[Stored data]
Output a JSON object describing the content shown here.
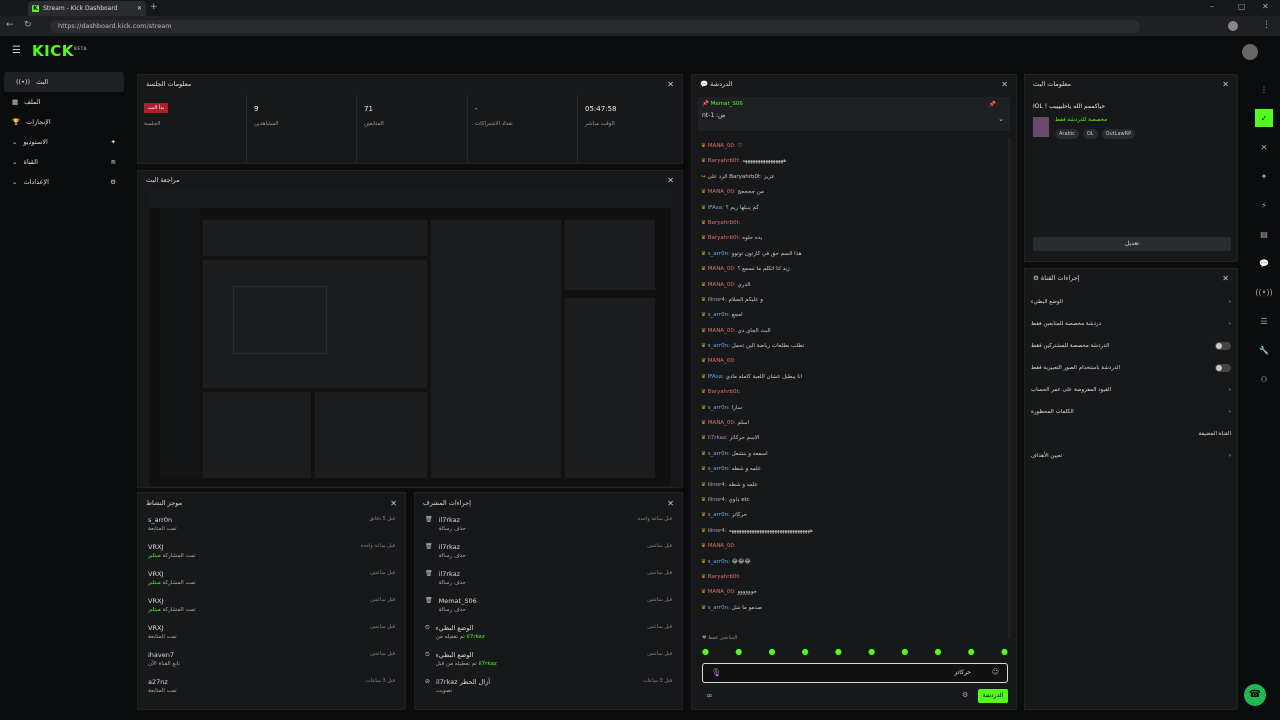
{
  "browser": {
    "tab_title": "Stream - Kick Dashboard",
    "url": "https://dashboard.kick.com/stream"
  },
  "logo": "KICK",
  "logo_beta": "BETA",
  "sidebar": {
    "items": [
      {
        "label": "البث",
        "icon": "broadcast-icon"
      },
      {
        "label": "الملف",
        "icon": "file-icon"
      },
      {
        "label": "الإنجازات",
        "icon": "trophy-icon"
      },
      {
        "label": "الاستوديو",
        "icon": "chevron-down-icon"
      },
      {
        "label": "القناة",
        "icon": "chevron-down-icon"
      },
      {
        "label": "الإعدادات",
        "icon": "chevron-down-icon"
      }
    ]
  },
  "session": {
    "title": "معلومات الجلسة",
    "badge": "بدأ البث",
    "badge_label": "الجلسة",
    "stats": [
      {
        "value": "9",
        "label": "المشاهدين"
      },
      {
        "value": "71",
        "label": "المتابعين"
      },
      {
        "value": "-",
        "label": "تعداد الاشتراكات"
      },
      {
        "value": "05:47:58",
        "label": "الوقت مباشر"
      }
    ]
  },
  "preview": {
    "title": "مراجعة البث"
  },
  "activity": {
    "title": "موجز النشاط",
    "rows": [
      {
        "name": "s_arr0n",
        "sub": "تمت المتابعة",
        "tag": "قبل 5 دقائق",
        "time": "قبل 5 دقائق"
      },
      {
        "name": "VRXJ",
        "sub": "تمت المشاركة",
        "tag": "مبتلبر",
        "time": "قبل ساعة واحدة"
      },
      {
        "name": "VRXJ",
        "sub": "تمت المشاركة",
        "tag": "مبتلبر",
        "time": "قبل ساعتين"
      },
      {
        "name": "VRXJ",
        "sub": "تمت المشاركة",
        "tag": "مبتلبر",
        "time": "قبل ساعتين"
      },
      {
        "name": "VRXJ",
        "sub": "تمت المتابعة",
        "tag": "",
        "time": "قبل ساعتين"
      },
      {
        "name": "ihaven7",
        "sub": "تابع القناة الآن",
        "tag": "",
        "time": "قبل ساعتين"
      },
      {
        "name": "a27nz",
        "sub": "تمت المتابعة",
        "tag": "",
        "time": "قبل 3 ساعات"
      }
    ]
  },
  "modactions": {
    "title": "إجراءات المشرف",
    "rows": [
      {
        "name": "il7rkaz",
        "sub": "حذف رسالة",
        "time": "قبل ساعة واحدة"
      },
      {
        "name": "il7rkaz",
        "sub": "حذف رسالة",
        "time": "قبل ساعتين"
      },
      {
        "name": "il7rkaz",
        "sub": "حذف رسالة",
        "time": "قبل ساعتين"
      },
      {
        "name": "Memat_S06",
        "sub": "حذف رسالة",
        "time": "قبل ساعتين"
      },
      {
        "name": "الوضع البطيء",
        "sub": "تم تفعيله من",
        "tag": "il7rkaz",
        "time": "قبل ساعتين"
      },
      {
        "name": "الوضع البطيء",
        "sub": "تم تعطيله من قبل",
        "tag": "il7rkaz",
        "time": "قبل ساعتين"
      },
      {
        "name": "il7rkaz",
        "sub": "أزال الحظر",
        "tag": "تصويت",
        "time": "قبل 3 ساعات"
      }
    ]
  },
  "chat": {
    "title": "الدردشة",
    "pinned_user": "Memat_S06",
    "pinned_text": "nt-1 :ض",
    "lines": [
      {
        "user": "MANA_00:",
        "color": "u1",
        "text": "♡"
      },
      {
        "user": "Baryahrb0t:",
        "color": "u1",
        "text": "ههههههههههههههههه"
      },
      {
        "user": "",
        "color": "u4",
        "text": "الرد على Baryahrb0t: عزيز"
      },
      {
        "user": "MANA_00:",
        "color": "u1",
        "text": "من ججججج"
      },
      {
        "user": "IFAsa:",
        "color": "u2",
        "text": "كم ينبلها ريم ؟"
      },
      {
        "user": "Baryahrb0t:",
        "color": "u1",
        "text": ""
      },
      {
        "user": "Baryahrb0t:",
        "color": "u1",
        "text": "يده حلوه"
      },
      {
        "user": "s_arr0n:",
        "color": "u2",
        "text": "هذا السم حق في كارتون توتوو"
      },
      {
        "user": "MANA_00:",
        "color": "u1",
        "text": "زيد انا اتكلم ما تسمع ؟"
      },
      {
        "user": "MANA_00:",
        "color": "u1",
        "text": "الدري"
      },
      {
        "user": "ilinor4:",
        "color": "u4",
        "text": "و عليكم السلام"
      },
      {
        "user": "s_arr0n:",
        "color": "u2",
        "text": "امجع"
      },
      {
        "user": "MANA_00:",
        "color": "u1",
        "text": "البث الجاي دي"
      },
      {
        "user": "s_arr0n:",
        "color": "u2",
        "text": "تطلب بطلعات رياضة الين تحمل"
      },
      {
        "user": "MANA_00:",
        "color": "u1",
        "text": ""
      },
      {
        "user": "IFAsa:",
        "color": "u2",
        "text": "انا يبطيل عشان اللعبة كامله مادي"
      },
      {
        "user": "Baryahrb0t:",
        "color": "u1",
        "text": ""
      },
      {
        "user": "s_arr0n:",
        "color": "u2",
        "text": "سارا"
      },
      {
        "user": "MANA_00:",
        "color": "u1",
        "text": "اسلم"
      },
      {
        "user": "il7rkaz:",
        "color": "u5",
        "text": "الاسم حركاتز"
      },
      {
        "user": "s_arr0n:",
        "color": "u2",
        "text": "اسمعه و بتشعل"
      },
      {
        "user": "s_arr0n:",
        "color": "u2",
        "text": "علمه و شطه"
      },
      {
        "user": "ilinor4:",
        "color": "u4",
        "text": "علمه و شطه"
      },
      {
        "user": "ilinor4:",
        "color": "u4",
        "text": "داوي etc"
      },
      {
        "user": "s_arr0n:",
        "color": "u2",
        "text": "حركاتز"
      },
      {
        "user": "ilinor4:",
        "color": "u4",
        "text": "ههههههههههههههههههههههههههههههههه"
      },
      {
        "user": "MANA_00:",
        "color": "u1",
        "text": ""
      },
      {
        "user": "s_arr0n:",
        "color": "u2",
        "text": "😂😂😂"
      },
      {
        "user": "Baryahrb0t:",
        "color": "u1",
        "text": ""
      },
      {
        "user": "MANA_00:",
        "color": "u1",
        "text": "جوووووو"
      },
      {
        "user": "s_arr0n:",
        "color": "u2",
        "text": "صدمو ما شل"
      }
    ],
    "followers_only": "المتابعين فقط",
    "input_value": "حركاتز",
    "send": "الدردشة"
  },
  "streaminfo": {
    "title": "معلومات البث",
    "stream_title": "IOL ! حياكممم الله ياحلييييب",
    "category": "مخصصة للدردشة فقط",
    "tags": [
      "Arabic",
      "OL",
      "OutLawRP"
    ],
    "edit": "تعديل"
  },
  "channelactions": {
    "title": "إجراءات القناة",
    "rows": [
      {
        "label": "الوضع البطيء",
        "type": "arrow"
      },
      {
        "label": "دردشة مخصصة للمتابعين فقط",
        "type": "arrow"
      },
      {
        "label": "الدردشة مخصصة للمشتركين فقط",
        "type": "toggle"
      },
      {
        "label": "الدردشة باستخدام الصور التعبيرية فقط",
        "type": "toggle"
      },
      {
        "label": "القيود المفروضة على عمر الحساب",
        "type": "arrow"
      },
      {
        "label": "الكلمات المحظورة",
        "type": "arrow"
      },
      {
        "label": "القناة المضيفة",
        "type": "none"
      },
      {
        "label": "تعيين الأهداف",
        "type": "arrow"
      }
    ]
  }
}
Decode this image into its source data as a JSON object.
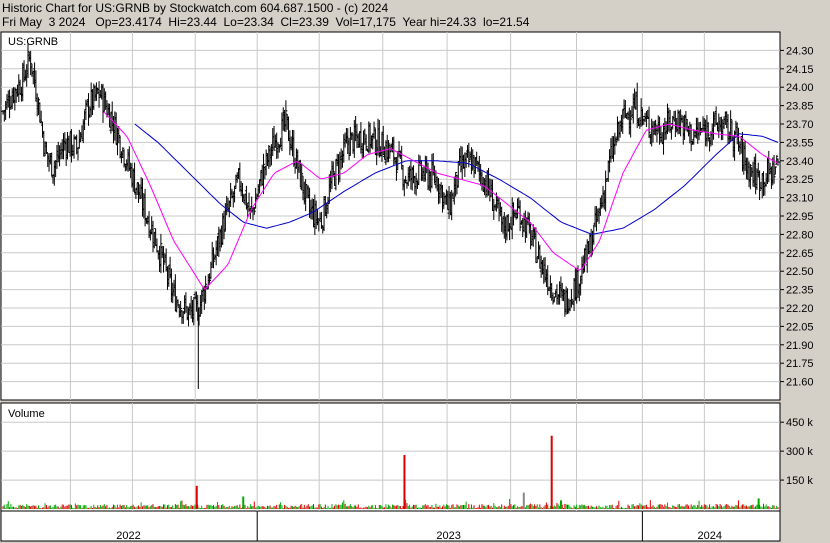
{
  "header": {
    "line1": "Historic Chart for US:GRNB by Stockwatch.com 604.687.1500 - (c) 2024",
    "line2": "Fri May  3 2024   Op=23.4174  Hi=23.44  Lo=23.34  Cl=23.39  Vol=17,175  Year hi=24.33  lo=21.54"
  },
  "colors": {
    "background": "#d4d0c8",
    "panel": "#ffffff",
    "grid": "#c8c8c8",
    "bar": "#000000",
    "ma_fast": "#ff00ff",
    "ma_slow": "#0000cc",
    "vol_up": "#00aa00",
    "vol_down": "#dd0000",
    "vol_flat": "#888888"
  },
  "chart_data": {
    "type": "line",
    "symbol": "US:GRNB",
    "price_axis": {
      "ticks": [
        "24.30",
        "24.15",
        "24.00",
        "23.85",
        "23.70",
        "23.55",
        "23.40",
        "23.25",
        "23.10",
        "22.95",
        "22.80",
        "22.65",
        "22.50",
        "22.35",
        "22.20",
        "22.05",
        "21.90",
        "21.75",
        "21.60"
      ],
      "ylim": [
        21.45,
        24.45
      ]
    },
    "volume_axis": {
      "label": "Volume",
      "ticks": [
        "450 k",
        "300 k",
        "150 k"
      ],
      "ylim": [
        0,
        560
      ]
    },
    "x_axis": {
      "labels": [
        "2022",
        "2023",
        "2024"
      ]
    },
    "price_anchors": [
      {
        "t": 0.0,
        "v": 23.8
      },
      {
        "t": 0.012,
        "v": 23.95
      },
      {
        "t": 0.025,
        "v": 24.05
      },
      {
        "t": 0.035,
        "v": 24.25
      },
      {
        "t": 0.045,
        "v": 23.9
      },
      {
        "t": 0.055,
        "v": 23.45
      },
      {
        "t": 0.065,
        "v": 23.35
      },
      {
        "t": 0.08,
        "v": 23.55
      },
      {
        "t": 0.095,
        "v": 23.5
      },
      {
        "t": 0.11,
        "v": 23.85
      },
      {
        "t": 0.125,
        "v": 23.95
      },
      {
        "t": 0.14,
        "v": 23.75
      },
      {
        "t": 0.16,
        "v": 23.4
      },
      {
        "t": 0.18,
        "v": 23.05
      },
      {
        "t": 0.2,
        "v": 22.7
      },
      {
        "t": 0.22,
        "v": 22.3
      },
      {
        "t": 0.24,
        "v": 22.15
      },
      {
        "t": 0.252,
        "v": 22.2
      },
      {
        "t": 0.265,
        "v": 22.45
      },
      {
        "t": 0.285,
        "v": 22.9
      },
      {
        "t": 0.305,
        "v": 23.25
      },
      {
        "t": 0.32,
        "v": 22.95
      },
      {
        "t": 0.335,
        "v": 23.3
      },
      {
        "t": 0.35,
        "v": 23.55
      },
      {
        "t": 0.365,
        "v": 23.7
      },
      {
        "t": 0.38,
        "v": 23.35
      },
      {
        "t": 0.395,
        "v": 23.0
      },
      {
        "t": 0.41,
        "v": 22.9
      },
      {
        "t": 0.425,
        "v": 23.25
      },
      {
        "t": 0.445,
        "v": 23.55
      },
      {
        "t": 0.465,
        "v": 23.6
      },
      {
        "t": 0.485,
        "v": 23.55
      },
      {
        "t": 0.505,
        "v": 23.45
      },
      {
        "t": 0.52,
        "v": 23.25
      },
      {
        "t": 0.54,
        "v": 23.3
      },
      {
        "t": 0.56,
        "v": 23.25
      },
      {
        "t": 0.575,
        "v": 23.0
      },
      {
        "t": 0.59,
        "v": 23.35
      },
      {
        "t": 0.605,
        "v": 23.4
      },
      {
        "t": 0.625,
        "v": 23.2
      },
      {
        "t": 0.645,
        "v": 22.85
      },
      {
        "t": 0.665,
        "v": 23.0
      },
      {
        "t": 0.68,
        "v": 22.8
      },
      {
        "t": 0.695,
        "v": 22.55
      },
      {
        "t": 0.71,
        "v": 22.35
      },
      {
        "t": 0.725,
        "v": 22.25
      },
      {
        "t": 0.74,
        "v": 22.4
      },
      {
        "t": 0.755,
        "v": 22.65
      },
      {
        "t": 0.77,
        "v": 23.0
      },
      {
        "t": 0.785,
        "v": 23.45
      },
      {
        "t": 0.8,
        "v": 23.75
      },
      {
        "t": 0.815,
        "v": 23.85
      },
      {
        "t": 0.83,
        "v": 23.7
      },
      {
        "t": 0.85,
        "v": 23.65
      },
      {
        "t": 0.87,
        "v": 23.75
      },
      {
        "t": 0.89,
        "v": 23.6
      },
      {
        "t": 0.905,
        "v": 23.65
      },
      {
        "t": 0.925,
        "v": 23.7
      },
      {
        "t": 0.945,
        "v": 23.6
      },
      {
        "t": 0.96,
        "v": 23.35
      },
      {
        "t": 0.975,
        "v": 23.25
      },
      {
        "t": 0.99,
        "v": 23.3
      },
      {
        "t": 1.0,
        "v": 23.39
      }
    ],
    "ma_fast": [
      {
        "t": 0.13,
        "v": 23.8
      },
      {
        "t": 0.16,
        "v": 23.6
      },
      {
        "t": 0.19,
        "v": 23.2
      },
      {
        "t": 0.22,
        "v": 22.75
      },
      {
        "t": 0.26,
        "v": 22.35
      },
      {
        "t": 0.29,
        "v": 22.55
      },
      {
        "t": 0.32,
        "v": 23.0
      },
      {
        "t": 0.35,
        "v": 23.3
      },
      {
        "t": 0.38,
        "v": 23.4
      },
      {
        "t": 0.41,
        "v": 23.25
      },
      {
        "t": 0.44,
        "v": 23.3
      },
      {
        "t": 0.47,
        "v": 23.45
      },
      {
        "t": 0.5,
        "v": 23.5
      },
      {
        "t": 0.53,
        "v": 23.4
      },
      {
        "t": 0.56,
        "v": 23.3
      },
      {
        "t": 0.59,
        "v": 23.25
      },
      {
        "t": 0.62,
        "v": 23.2
      },
      {
        "t": 0.65,
        "v": 23.05
      },
      {
        "t": 0.68,
        "v": 22.9
      },
      {
        "t": 0.71,
        "v": 22.65
      },
      {
        "t": 0.745,
        "v": 22.5
      },
      {
        "t": 0.77,
        "v": 22.75
      },
      {
        "t": 0.8,
        "v": 23.3
      },
      {
        "t": 0.83,
        "v": 23.65
      },
      {
        "t": 0.86,
        "v": 23.7
      },
      {
        "t": 0.89,
        "v": 23.65
      },
      {
        "t": 0.92,
        "v": 23.62
      },
      {
        "t": 0.95,
        "v": 23.6
      },
      {
        "t": 0.98,
        "v": 23.45
      },
      {
        "t": 1.0,
        "v": 23.38
      }
    ],
    "ma_slow": [
      {
        "t": 0.17,
        "v": 23.7
      },
      {
        "t": 0.2,
        "v": 23.55
      },
      {
        "t": 0.24,
        "v": 23.3
      },
      {
        "t": 0.28,
        "v": 23.05
      },
      {
        "t": 0.31,
        "v": 22.9
      },
      {
        "t": 0.34,
        "v": 22.85
      },
      {
        "t": 0.37,
        "v": 22.9
      },
      {
        "t": 0.4,
        "v": 22.98
      },
      {
        "t": 0.44,
        "v": 23.15
      },
      {
        "t": 0.48,
        "v": 23.3
      },
      {
        "t": 0.52,
        "v": 23.4
      },
      {
        "t": 0.56,
        "v": 23.4
      },
      {
        "t": 0.6,
        "v": 23.38
      },
      {
        "t": 0.64,
        "v": 23.25
      },
      {
        "t": 0.68,
        "v": 23.1
      },
      {
        "t": 0.72,
        "v": 22.9
      },
      {
        "t": 0.76,
        "v": 22.8
      },
      {
        "t": 0.8,
        "v": 22.85
      },
      {
        "t": 0.84,
        "v": 23.0
      },
      {
        "t": 0.88,
        "v": 23.2
      },
      {
        "t": 0.92,
        "v": 23.45
      },
      {
        "t": 0.95,
        "v": 23.62
      },
      {
        "t": 0.98,
        "v": 23.6
      },
      {
        "t": 1.0,
        "v": 23.55
      }
    ],
    "volume_spikes": [
      {
        "t": 0.25,
        "v": 120,
        "dir": "down"
      },
      {
        "t": 0.31,
        "v": 65,
        "dir": "up"
      },
      {
        "t": 0.518,
        "v": 280,
        "dir": "down"
      },
      {
        "t": 0.672,
        "v": 85,
        "dir": "flat"
      },
      {
        "t": 0.708,
        "v": 380,
        "dir": "down"
      },
      {
        "t": 0.72,
        "v": 45,
        "dir": "up"
      },
      {
        "t": 0.975,
        "v": 55,
        "dir": "up"
      }
    ],
    "spike_low": {
      "t": 0.252,
      "v": 21.54
    }
  }
}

● WHAT TO WORK ON: Each line in the listing above that contains "مخصصة" should be copied.

● REPLY TO THE TASK:
    "category": "مخصصة للدردشة فقط",
        "label": "دردشة مخصصة للمتابعين فقط",
        "label": "الدردشة مخصصة للمشتركين فقط",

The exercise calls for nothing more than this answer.